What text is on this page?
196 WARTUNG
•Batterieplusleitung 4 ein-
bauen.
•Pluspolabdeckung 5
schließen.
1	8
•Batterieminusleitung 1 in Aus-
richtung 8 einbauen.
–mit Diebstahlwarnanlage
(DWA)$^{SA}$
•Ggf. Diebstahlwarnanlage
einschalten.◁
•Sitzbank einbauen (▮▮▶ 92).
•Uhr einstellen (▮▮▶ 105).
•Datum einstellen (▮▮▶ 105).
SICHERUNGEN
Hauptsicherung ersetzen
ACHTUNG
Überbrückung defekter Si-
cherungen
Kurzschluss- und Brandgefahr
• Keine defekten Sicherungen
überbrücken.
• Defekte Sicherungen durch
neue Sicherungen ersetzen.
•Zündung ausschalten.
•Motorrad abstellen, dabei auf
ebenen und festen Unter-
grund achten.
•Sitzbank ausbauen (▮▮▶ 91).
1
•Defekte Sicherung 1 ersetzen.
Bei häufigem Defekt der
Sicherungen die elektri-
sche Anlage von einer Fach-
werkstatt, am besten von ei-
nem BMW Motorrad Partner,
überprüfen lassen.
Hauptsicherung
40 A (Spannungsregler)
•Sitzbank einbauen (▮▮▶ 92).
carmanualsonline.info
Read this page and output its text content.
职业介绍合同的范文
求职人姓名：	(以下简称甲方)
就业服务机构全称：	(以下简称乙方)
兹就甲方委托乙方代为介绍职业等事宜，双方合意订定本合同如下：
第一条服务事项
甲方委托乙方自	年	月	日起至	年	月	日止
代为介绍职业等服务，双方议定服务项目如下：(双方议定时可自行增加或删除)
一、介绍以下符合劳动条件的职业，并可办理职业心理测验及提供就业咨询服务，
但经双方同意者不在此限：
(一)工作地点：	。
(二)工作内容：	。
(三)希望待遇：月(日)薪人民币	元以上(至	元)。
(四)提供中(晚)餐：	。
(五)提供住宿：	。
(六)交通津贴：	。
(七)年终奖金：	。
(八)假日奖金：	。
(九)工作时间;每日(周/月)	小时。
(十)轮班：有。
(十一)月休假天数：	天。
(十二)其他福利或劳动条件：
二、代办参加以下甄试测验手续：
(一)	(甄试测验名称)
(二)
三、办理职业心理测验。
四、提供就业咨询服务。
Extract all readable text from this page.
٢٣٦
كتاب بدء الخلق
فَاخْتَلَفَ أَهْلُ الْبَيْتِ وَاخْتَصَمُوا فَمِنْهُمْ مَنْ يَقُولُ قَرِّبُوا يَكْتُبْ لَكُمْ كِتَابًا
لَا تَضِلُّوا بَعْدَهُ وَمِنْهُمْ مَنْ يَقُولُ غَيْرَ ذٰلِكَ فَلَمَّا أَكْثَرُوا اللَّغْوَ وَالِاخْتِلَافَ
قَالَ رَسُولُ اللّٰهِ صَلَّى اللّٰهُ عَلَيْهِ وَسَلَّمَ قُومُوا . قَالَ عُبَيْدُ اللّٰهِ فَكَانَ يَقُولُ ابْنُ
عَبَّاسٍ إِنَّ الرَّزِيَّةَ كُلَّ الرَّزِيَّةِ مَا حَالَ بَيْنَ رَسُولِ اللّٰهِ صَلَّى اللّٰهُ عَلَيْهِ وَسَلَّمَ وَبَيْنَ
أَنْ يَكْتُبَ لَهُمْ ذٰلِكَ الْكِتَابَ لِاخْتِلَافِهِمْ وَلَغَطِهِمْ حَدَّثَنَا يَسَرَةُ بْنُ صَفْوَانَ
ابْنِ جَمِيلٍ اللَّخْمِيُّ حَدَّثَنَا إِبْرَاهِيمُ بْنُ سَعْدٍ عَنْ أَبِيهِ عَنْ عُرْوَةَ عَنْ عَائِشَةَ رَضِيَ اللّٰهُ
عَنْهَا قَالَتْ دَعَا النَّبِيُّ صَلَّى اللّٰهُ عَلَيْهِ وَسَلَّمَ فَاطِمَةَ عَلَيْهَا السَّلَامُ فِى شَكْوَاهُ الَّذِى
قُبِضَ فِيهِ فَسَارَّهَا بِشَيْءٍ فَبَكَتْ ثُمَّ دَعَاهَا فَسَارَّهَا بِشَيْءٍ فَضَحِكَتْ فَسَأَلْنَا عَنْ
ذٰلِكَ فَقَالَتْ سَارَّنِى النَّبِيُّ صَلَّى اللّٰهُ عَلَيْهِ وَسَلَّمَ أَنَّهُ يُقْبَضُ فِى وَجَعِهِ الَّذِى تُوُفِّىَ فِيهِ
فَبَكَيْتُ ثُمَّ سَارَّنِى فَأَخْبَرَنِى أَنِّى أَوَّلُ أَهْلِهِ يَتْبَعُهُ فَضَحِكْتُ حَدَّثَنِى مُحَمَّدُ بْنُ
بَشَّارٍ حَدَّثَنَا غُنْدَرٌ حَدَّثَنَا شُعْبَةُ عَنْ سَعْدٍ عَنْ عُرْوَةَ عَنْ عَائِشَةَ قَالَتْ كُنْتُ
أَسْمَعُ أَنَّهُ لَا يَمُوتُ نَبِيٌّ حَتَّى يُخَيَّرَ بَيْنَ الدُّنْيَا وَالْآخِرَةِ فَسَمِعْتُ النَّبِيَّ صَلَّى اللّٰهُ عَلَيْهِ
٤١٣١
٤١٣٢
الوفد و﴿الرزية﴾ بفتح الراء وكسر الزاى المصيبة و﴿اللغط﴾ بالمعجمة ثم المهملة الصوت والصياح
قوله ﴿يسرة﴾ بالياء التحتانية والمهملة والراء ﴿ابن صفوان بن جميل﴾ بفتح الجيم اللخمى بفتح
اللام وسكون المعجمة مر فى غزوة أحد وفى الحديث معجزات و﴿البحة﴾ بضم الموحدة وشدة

▸ Requirements: Extract the complete set of records unchanged.

▸ Exercise answer:
What text is on this page?
196 WARTUNG
•Batterieplusleitung 4 ein-
bauen.
•Pluspolabdeckung 5
schließen.
1	8
•Batterieminusleitung 1 in Aus-
richtung 8 einbauen.
–mit Diebstahlwarnanlage
(DWA)$^{SA}$
•Ggf. Diebstahlwarnanlage
einschalten.◁
•Sitzbank einbauen (▮▮▶ 92).
•Uhr einstellen (▮▮▶ 105).
•Datum einstellen (▮▮▶ 105).
SICHERUNGEN
Hauptsicherung ersetzen
ACHTUNG
Überbrückung defekter Si-
cherungen
Kurzschluss- und Brandgefahr
• Keine defekten Sicherungen
überbrücken.
• Defekte Sicherungen durch
neue Sicherungen ersetzen.
•Zündung ausschalten.
•Motorrad abstellen, dabei auf
ebenen und festen Unter-
grund achten.
•Sitzbank ausbauen (▮▮▶ 91).
1
•Defekte Sicherung 1 ersetzen.
Bei häufigem Defekt der
Sicherungen die elektri-
sche Anlage von einer Fach-
werkstatt, am besten von ei-
nem BMW Motorrad Partner,
überprüfen lassen.
Hauptsicherung
40 A (Spannungsregler)
•Sitzbank einbauen (▮▮▶ 92).
carmanualsonline.info
Read this page and output its text content.
职业介绍合同的范文
求职人姓名：	(以下简称甲方)
就业服务机构全称：	(以下简称乙方)
兹就甲方委托乙方代为介绍职业等事宜，双方合意订定本合同如下：
第一条服务事项
甲方委托乙方自	年	月	日起至	年	月	日止
代为介绍职业等服务，双方议定服务项目如下：(双方议定时可自行增加或删除)
一、介绍以下符合劳动条件的职业，并可办理职业心理测验及提供就业咨询服务，
但经双方同意者不在此限：
(一)工作地点：	。
(二)工作内容：	。
(三)希望待遇：月(日)薪人民币	元以上(至	元)。
(四)提供中(晚)餐：	。
(五)提供住宿：	。
(六)交通津贴：	。
(七)年终奖金：	。
(八)假日奖金：	。
(九)工作时间;每日(周/月)	小时。
(十)轮班：有。
(十一)月休假天数：	天。
(十二)其他福利或劳动条件：
二、代办参加以下甄试测验手续：
(一)	(甄试测验名称)
(二)
三、办理职业心理测验。
四、提供就业咨询服务。
Extract all readable text from this page.
٢٣٦
كتاب بدء الخلق
فَاخْتَلَفَ أَهْلُ الْبَيْتِ وَاخْتَصَمُوا فَمِنْهُمْ مَنْ يَقُولُ قَرِّبُوا يَكْتُبْ لَكُمْ كِتَابًا
لَا تَضِلُّوا بَعْدَهُ وَمِنْهُمْ مَنْ يَقُولُ غَيْرَ ذٰلِكَ فَلَمَّا أَكْثَرُوا اللَّغْوَ وَالِاخْتِلَافَ
قَالَ رَسُولُ اللّٰهِ صَلَّى اللّٰهُ عَلَيْهِ وَسَلَّمَ قُومُوا . قَالَ عُبَيْدُ اللّٰهِ فَكَانَ يَقُولُ ابْنُ
عَبَّاسٍ إِنَّ الرَّزِيَّةَ كُلَّ الرَّزِيَّةِ مَا حَالَ بَيْنَ رَسُولِ اللّٰهِ صَلَّى اللّٰهُ عَلَيْهِ وَسَلَّمَ وَبَيْنَ
أَنْ يَكْتُبَ لَهُمْ ذٰلِكَ الْكِتَابَ لِاخْتِلَافِهِمْ وَلَغَطِهِمْ حَدَّثَنَا يَسَرَةُ بْنُ صَفْوَانَ
ابْنِ جَمِيلٍ اللَّخْمِيُّ حَدَّثَنَا إِبْرَاهِيمُ بْنُ سَعْدٍ عَنْ أَبِيهِ عَنْ عُرْوَةَ عَنْ عَائِشَةَ رَضِيَ اللّٰهُ
عَنْهَا قَالَتْ دَعَا النَّبِيُّ صَلَّى اللّٰهُ عَلَيْهِ وَسَلَّمَ فَاطِمَةَ عَلَيْهَا السَّلَامُ فِى شَكْوَاهُ الَّذِى
قُبِضَ فِيهِ فَسَارَّهَا بِشَيْءٍ فَبَكَتْ ثُمَّ دَعَاهَا فَسَارَّهَا بِشَيْءٍ فَضَحِكَتْ فَسَأَلْنَا عَنْ
ذٰلِكَ فَقَالَتْ سَارَّنِى النَّبِيُّ صَلَّى اللّٰهُ عَلَيْهِ وَسَلَّمَ أَنَّهُ يُقْبَضُ فِى وَجَعِهِ الَّذِى تُوُفِّىَ فِيهِ
فَبَكَيْتُ ثُمَّ سَارَّنِى فَأَخْبَرَنِى أَنِّى أَوَّلُ أَهْلِهِ يَتْبَعُهُ فَضَحِكْتُ حَدَّثَنِى مُحَمَّدُ بْنُ
بَشَّارٍ حَدَّثَنَا غُنْدَرٌ حَدَّثَنَا شُعْبَةُ عَنْ سَعْدٍ عَنْ عُرْوَةَ عَنْ عَائِشَةَ قَالَتْ كُنْتُ
أَسْمَعُ أَنَّهُ لَا يَمُوتُ نَبِيٌّ حَتَّى يُخَيَّرَ بَيْنَ الدُّنْيَا وَالْآخِرَةِ فَسَمِعْتُ النَّبِيَّ صَلَّى اللّٰهُ عَلَيْهِ
٤١٣١
٤١٣٢
الوفد و﴿الرزية﴾ بفتح الراء وكسر الزاى المصيبة و﴿اللغط﴾ بالمعجمة ثم المهملة الصوت والصياح
قوله ﴿يسرة﴾ بالياء التحتانية والمهملة والراء ﴿ابن صفوان بن جميل﴾ بفتح الجيم اللخمى بفتح
اللام وسكون المعجمة مر فى غزوة أحد وفى الحديث معجزات و﴿البحة﴾ بضم الموحدة وشدة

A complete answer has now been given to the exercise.